Send each entry back exactly as given, pictures excluded.

DATA FOR THE TASK:

-------

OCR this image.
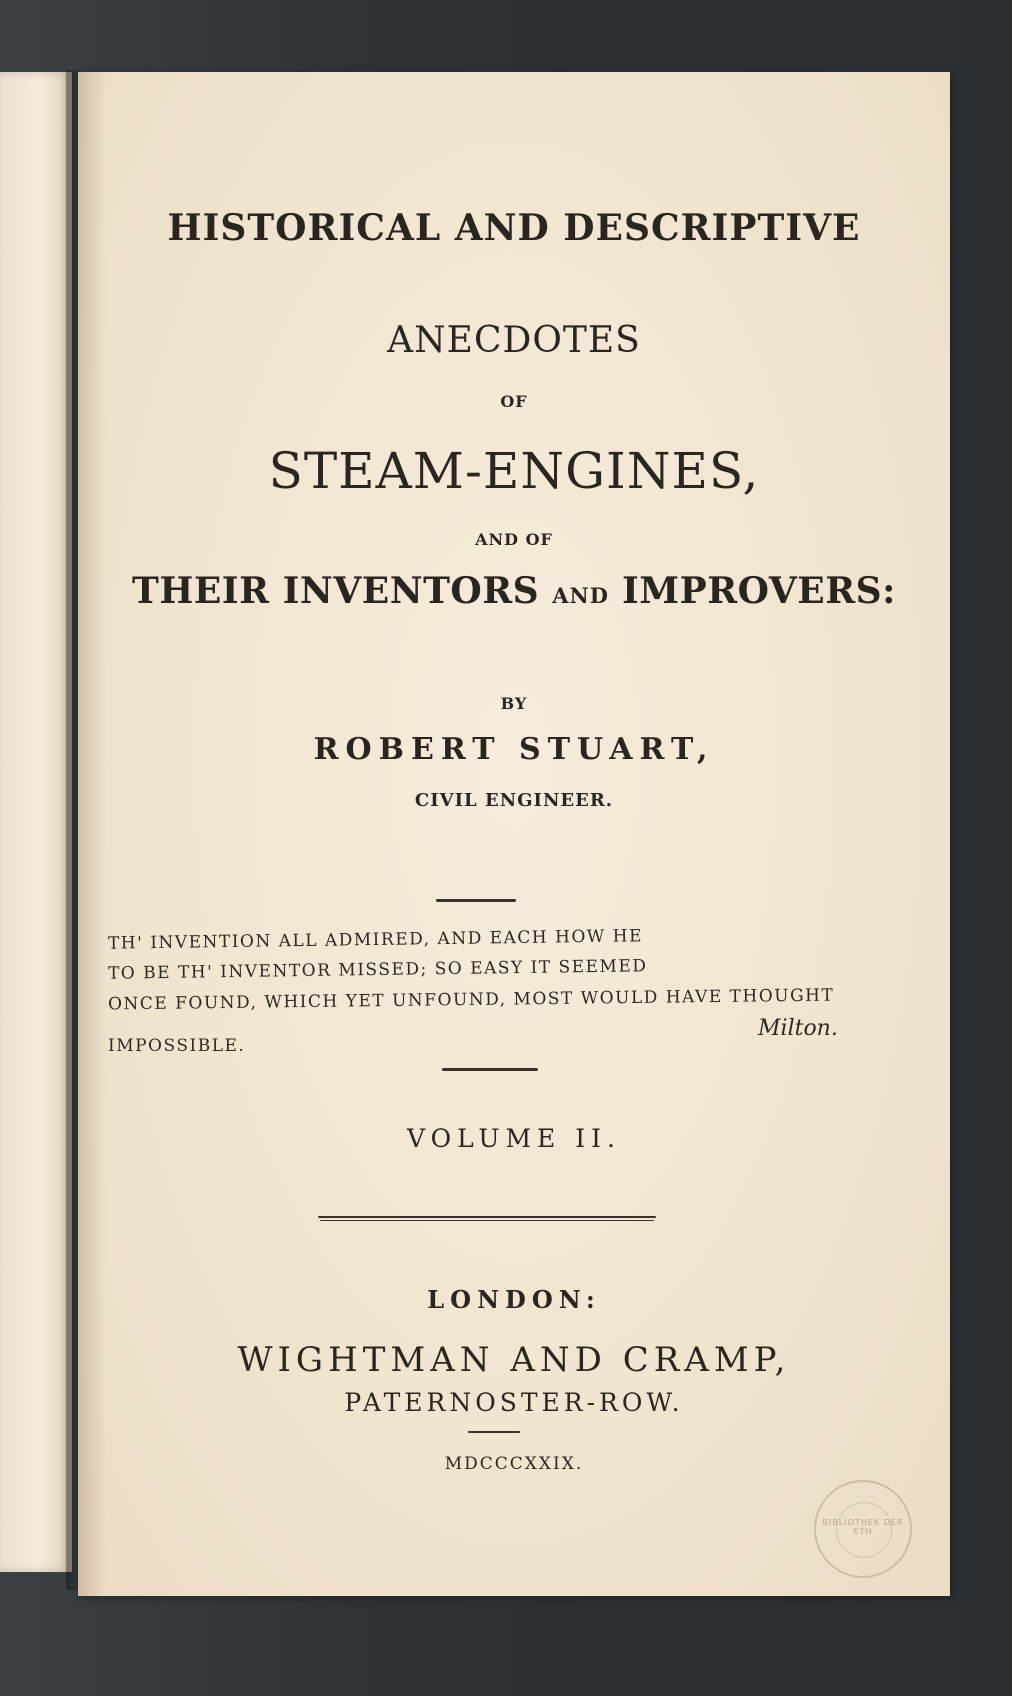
HISTORICAL AND DESCRIPTIVE
ANECDOTES
OF
STEAM-ENGINES,
AND OF
THEIR INVENTORS AND IMPROVERS:
BY
ROBERT STUART,
CIVIL ENGINEER.
TH' INVENTION ALL ADMIRED, AND EACH HOW HE
TO BE TH' INVENTOR MISSED; SO EASY IT SEEMED
ONCE FOUND, WHICH YET UNFOUND, MOST WOULD HAVE THOUGHT
IMPOSSIBLE.
Milton.
VOLUME II.
LONDON:
WIGHTMAN AND CRAMP,
PATERNOSTER-ROW.
MDCCCXXIX.
BIBLIOTHEK DER ETH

-------

THE OUTPUT:
OCR this image.
HISTORICAL AND DESCRIPTIVE
ANECDOTES
OF
STEAM-ENGINES,
AND OF
THEIR INVENTORS AND IMPROVERS:
BY
ROBERT STUART,
CIVIL ENGINEER.
TH' INVENTION ALL ADMIRED, AND EACH HOW HE
TO BE TH' INVENTOR MISSED; SO EASY IT SEEMED
ONCE FOUND, WHICH YET UNFOUND, MOST WOULD HAVE THOUGHT
IMPOSSIBLE.
Milton.
VOLUME II.
LONDON:
WIGHTMAN AND CRAMP,
PATERNOSTER-ROW.
MDCCCXXIX.
BIBLIOTHEK DER ETH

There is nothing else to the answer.